• TO DO
Copy all of the material exactly. Pictures are not to appear in the copy.

• RECORDS FOR THE TASK

▶

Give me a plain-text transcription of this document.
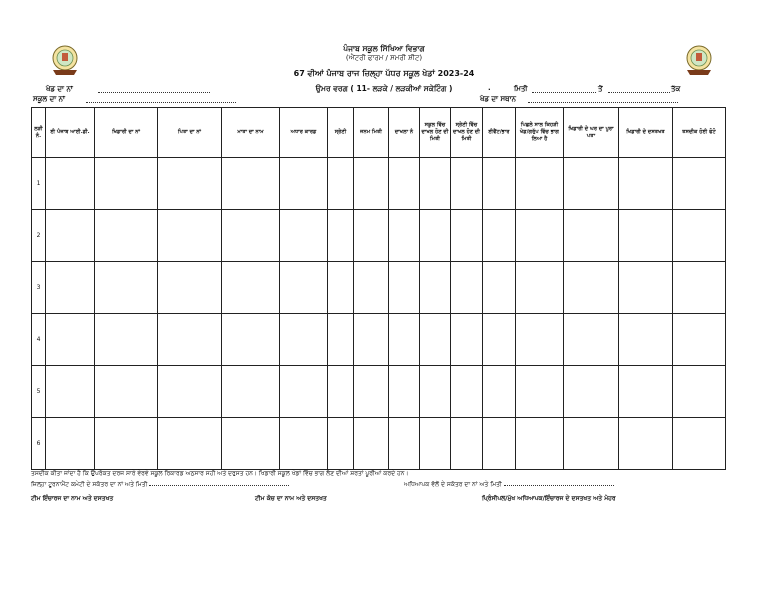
ਪੰਜਾਬ ਸਕੂਲ ਸਿੱਖਿਆ ਵਿਭਾਗ
(ਐਂਟਰੀ ਫਾਰਮ / ਸਮਰੀ ਸ਼ੀਟ)
67 ਵੀਆਂ ਪੰਜਾਬ ਰਾਜ ਜ਼ਿਲ੍ਹਾ ਪੱਧਰ ਸਕੂਲ ਖੇਡਾਂ 2023-24
ਉਮਰ ਵਰਗ ( 11- ਲੜਕੇ / ਲੜਕੀਆਂ ਸਕੇਟਿੰਗ )
ਖੇਡ ਦਾ ਨਾਂ	.	ਮਿਤੀ	ਤੋਂ	ਤੱਕ
ਸਕੂਲ ਦਾ ਨਾਂ	ਖੇਡ ਦਾ ਸਥਾਨ
ਲੜੀ ਨੰ.	ਈ ਪੰਜਾਬ ਆਈ.ਡੀ.	ਖਿਡਾਰੀ ਦਾ ਨਾਂ	ਪਿਤਾ ਦਾ ਨਾਂ	ਮਾਤਾ ਦਾ ਨਾਮ	ਅਧਾਰ ਕਾਰਡ	ਸ੍ਰੇਣੀ	ਜਨਮ ਮਿਤੀ	ਦਾਖਲਾ ਨੰ	ਸਕੂਲ ਵਿੱਚ ਦਾਖਲ ਹੋਣ ਦੀ ਮਿਤੀ	ਸ੍ਰੇਣੀ ਵਿੱਚ ਦਾਖਲ ਹੋਣ ਦੀ ਮਿਤੀ	ਈਵੈਂਟ/ਭਾਰ	ਪਿਛਲੇ ਸਾਲ ਕਿਹੜੀ ਖੇਡ/ਗਰੁੱਪ ਵਿੱਚ ਭਾਗ ਲਿਆ ਹੈ	ਖਿਡਾਰੀ ਦੇ ਘਰ ਦਾ ਪੂਰਾ ਪਤਾ	ਖਿਡਾਰੀ ਦੇ ਦਸਤਖਤ	ਤਸਦੀਕ ਹੋਈ ਫੋਟੋ
1															
2															
3															
4															
5															
6															
ਤਸਦੀਕ ਕੀਤਾ ਜਾਂਦਾ ਹੈ ਕਿ ਉਪਰੋਕਤ ਦਰਜ ਸਾਰੇ ਵੇਰਵੇ ਸਕੂਲ ਰਿਕਾਰਡ ਅਨੁਸਾਰ ਸਹੀ ਅਤੇ ਦਰੁਸਤ ਹਨ। ਖਿਡਾਰੀ ਸਕੂਲ ਖੇਡਾਂ ਵਿੱਚ ਭਾਗ ਲੈਣ ਦੀਆਂ ਸ਼ਰਤਾਂ ਪੂਰੀਆਂ ਕਰਦੇ ਹਨ।
ਜ਼ਿਲ੍ਹਾ ਟੂਰਨਾਮੈਂਟ ਕਮੇਟੀ ਦੇ ਸਕੱਤਰ ਦਾ ਨਾਂ ਅਤੇ ਮਿਤੀ	ਅਧਿਆਪਕ ਵੱਲੋਂ ਦੇ ਸਕੱਤਰ ਦਾ ਨਾਂ ਅਤੇ ਮਿਤੀ
ਟੀਮ ਇੰਚਾਰਜ ਦਾ ਨਾਮ ਅਤੇ ਦਸਤਖਤ	ਟੀਮ ਕੋਚ ਦਾ ਨਾਮ ਅਤੇ ਦਸਤਖਤ	ਪ੍ਰਿੰਸੀਪਲ/ਮੁੱਖ ਅਧਿਆਪਕ/ਇੰਚਾਰਜ ਦੇ ਦਸਤਖਤ ਅਤੇ ਮੋਹਰ
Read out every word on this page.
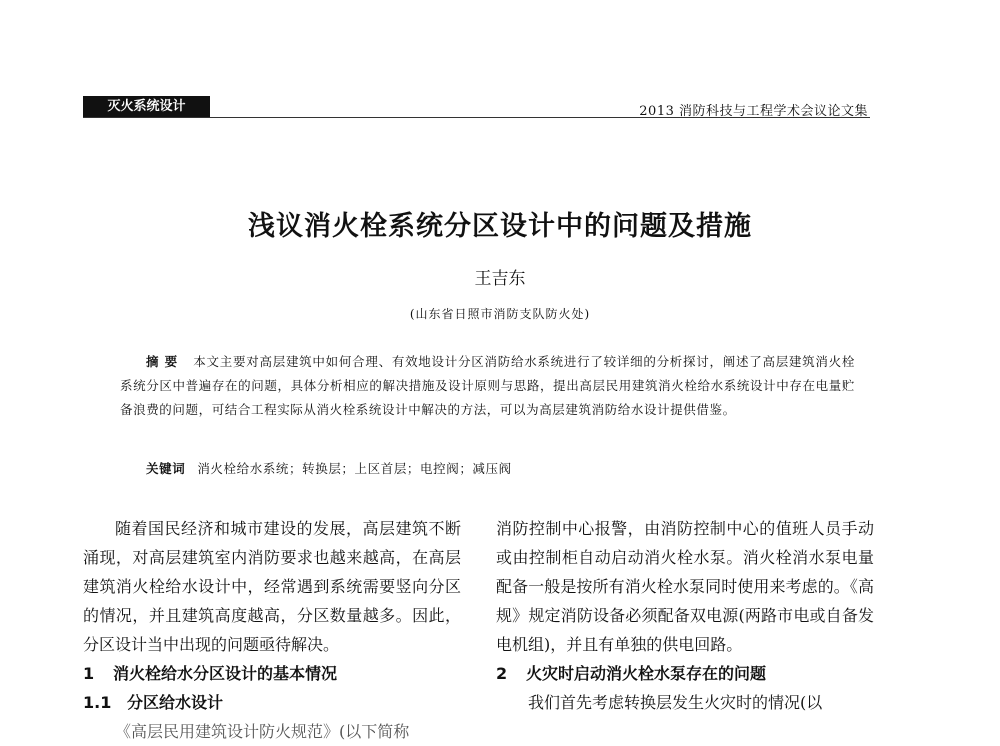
灭火系统设计	2013 消防科技与工程学术会议论文集
浅议消火栓系统分区设计中的问题及措施
王吉东
(山东省日照市消防支队防火处)
摘要 本文主要对高层建筑中如何合理、有效地设计分区消防给水系统进行了较详细的分析探讨，阐述了高层建筑消火栓系统分区中普遍存在的问题，具体分析相应的解决措施及设计原则与思路，提出高层民用建筑消火栓给水系统设计中存在电量贮备浪费的问题，可结合工程实际从消火栓系统设计中解决的方法，可以为高层建筑消防给水设计提供借鉴。
关键词 消火栓给水系统；转换层；上区首层；电控阀；减压阀

随着国民经济和城市建设的发展，高层建筑不断涌现，对高层建筑室内消防要求也越来越高，在高层建筑消火栓给水设计中，经常遇到系统需要竖向分区的情况，并且建筑高度越高，分区数量越多。因此，分区设计当中出现的问题亟待解决。

1 消火栓给水分区设计的基本情况
1.1 分区给水设计

《高层民用建筑设计防火规范》(以下简称

消防控制中心报警，由消防控制中心的值班人员手动或由控制柜自动启动消火栓水泵。消火栓消水泵电量配备一般是按所有消火栓水泵同时使用来考虑的。《高规》规定消防设备必须配备双电源(两路市电或自备发电机组)，并且有单独的供电回路。

2 火灾时启动消火栓水泵存在的问题

我们首先考虑转换层发生火灾时的情况(以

◀

• SOLUTION FOR THIS TASK
Give me a plain-text transcription of this document.
ਪੰਜਾਬ ਸਕੂਲ ਸਿੱਖਿਆ ਵਿਭਾਗ
(ਐਂਟਰੀ ਫਾਰਮ / ਸਮਰੀ ਸ਼ੀਟ)
67 ਵੀਆਂ ਪੰਜਾਬ ਰਾਜ ਜ਼ਿਲ੍ਹਾ ਪੱਧਰ ਸਕੂਲ ਖੇਡਾਂ 2023-24
ਉਮਰ ਵਰਗ ( 11- ਲੜਕੇ / ਲੜਕੀਆਂ ਸਕੇਟਿੰਗ )
ਖੇਡ ਦਾ ਨਾਂ	.	ਮਿਤੀ	ਤੋਂ	ਤੱਕ
ਸਕੂਲ ਦਾ ਨਾਂ	ਖੇਡ ਦਾ ਸਥਾਨ
ਲੜੀ ਨੰ.	ਈ ਪੰਜਾਬ ਆਈ.ਡੀ.	ਖਿਡਾਰੀ ਦਾ ਨਾਂ	ਪਿਤਾ ਦਾ ਨਾਂ	ਮਾਤਾ ਦਾ ਨਾਮ	ਅਧਾਰ ਕਾਰਡ	ਸ੍ਰੇਣੀ	ਜਨਮ ਮਿਤੀ	ਦਾਖਲਾ ਨੰ	ਸਕੂਲ ਵਿੱਚ ਦਾਖਲ ਹੋਣ ਦੀ ਮਿਤੀ	ਸ੍ਰੇਣੀ ਵਿੱਚ ਦਾਖਲ ਹੋਣ ਦੀ ਮਿਤੀ	ਈਵੈਂਟ/ਭਾਰ	ਪਿਛਲੇ ਸਾਲ ਕਿਹੜੀ ਖੇਡ/ਗਰੁੱਪ ਵਿੱਚ ਭਾਗ ਲਿਆ ਹੈ	ਖਿਡਾਰੀ ਦੇ ਘਰ ਦਾ ਪੂਰਾ ਪਤਾ	ਖਿਡਾਰੀ ਦੇ ਦਸਤਖਤ	ਤਸਦੀਕ ਹੋਈ ਫੋਟੋ
1															
2															
3															
4															
5															
6															
ਤਸਦੀਕ ਕੀਤਾ ਜਾਂਦਾ ਹੈ ਕਿ ਉਪਰੋਕਤ ਦਰਜ ਸਾਰੇ ਵੇਰਵੇ ਸਕੂਲ ਰਿਕਾਰਡ ਅਨੁਸਾਰ ਸਹੀ ਅਤੇ ਦਰੁਸਤ ਹਨ। ਖਿਡਾਰੀ ਸਕੂਲ ਖੇਡਾਂ ਵਿੱਚ ਭਾਗ ਲੈਣ ਦੀਆਂ ਸ਼ਰਤਾਂ ਪੂਰੀਆਂ ਕਰਦੇ ਹਨ।
ਜ਼ਿਲ੍ਹਾ ਟੂਰਨਾਮੈਂਟ ਕਮੇਟੀ ਦੇ ਸਕੱਤਰ ਦਾ ਨਾਂ ਅਤੇ ਮਿਤੀ	ਅਧਿਆਪਕ ਵੱਲੋਂ ਦੇ ਸਕੱਤਰ ਦਾ ਨਾਂ ਅਤੇ ਮਿਤੀ
ਟੀਮ ਇੰਚਾਰਜ ਦਾ ਨਾਮ ਅਤੇ ਦਸਤਖਤ	ਟੀਮ ਕੋਚ ਦਾ ਨਾਮ ਅਤੇ ਦਸਤਖਤ	ਪ੍ਰਿੰਸੀਪਲ/ਮੁੱਖ ਅਧਿਆਪਕ/ਇੰਚਾਰਜ ਦੇ ਦਸਤਖਤ ਅਤੇ ਮੋਹਰ
Read out every word on this page.
灭火系统设计	2013 消防科技与工程学术会议论文集
浅议消火栓系统分区设计中的问题及措施
王吉东
(山东省日照市消防支队防火处)
摘要 本文主要对高层建筑中如何合理、有效地设计分区消防给水系统进行了较详细的分析探讨，阐述了高层建筑消火栓系统分区中普遍存在的问题，具体分析相应的解决措施及设计原则与思路，提出高层民用建筑消火栓给水系统设计中存在电量贮备浪费的问题，可结合工程实际从消火栓系统设计中解决的方法，可以为高层建筑消防给水设计提供借鉴。
关键词 消火栓给水系统；转换层；上区首层；电控阀；减压阀

随着国民经济和城市建设的发展，高层建筑不断涌现，对高层建筑室内消防要求也越来越高，在高层建筑消火栓给水设计中，经常遇到系统需要竖向分区的情况，并且建筑高度越高，分区数量越多。因此，分区设计当中出现的问题亟待解决。

1 消火栓给水分区设计的基本情况
1.1 分区给水设计

《高层民用建筑设计防火规范》(以下简称

消防控制中心报警，由消防控制中心的值班人员手动或由控制柜自动启动消火栓水泵。消火栓消水泵电量配备一般是按所有消火栓水泵同时使用来考虑的。《高规》规定消防设备必须配备双电源(两路市电或自备发电机组)，并且有单独的供电回路。

2 火灾时启动消火栓水泵存在的问题

我们首先考虑转换层发生火灾时的情况(以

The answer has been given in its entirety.